Retype all the entries word for word, but omit the pictures.
═══ ROWS ═══
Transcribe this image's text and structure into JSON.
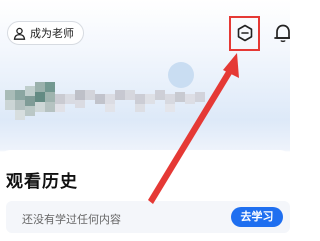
{
  "header": {
    "teacher_button_label": "成为老师",
    "teacher_icon": "person-icon",
    "action_icon": "minus-circle-icon",
    "bell_icon": "bell-icon"
  },
  "history": {
    "title": "观看历史",
    "empty_text": "还没有学过任何内容",
    "cta_label": "去学习"
  },
  "annotation": {
    "color": "#e53935"
  },
  "colors": {
    "accent": "#1f6ff0"
  }
}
═══
EXERCISE RESPONSE -
Transcribe this image's text and structure into JSON.
{
  "header": {
    "teacher_button_label": "成为老师",
    "teacher_icon": "person-icon",
    "action_icon": "minus-circle-icon",
    "bell_icon": "bell-icon"
  },
  "history": {
    "title": "观看历史",
    "empty_text": "还没有学过任何内容",
    "cta_label": "去学习"
  },
  "annotation": {
    "color": "#e53935"
  },
  "colors": {
    "accent": "#1f6ff0"
  }
}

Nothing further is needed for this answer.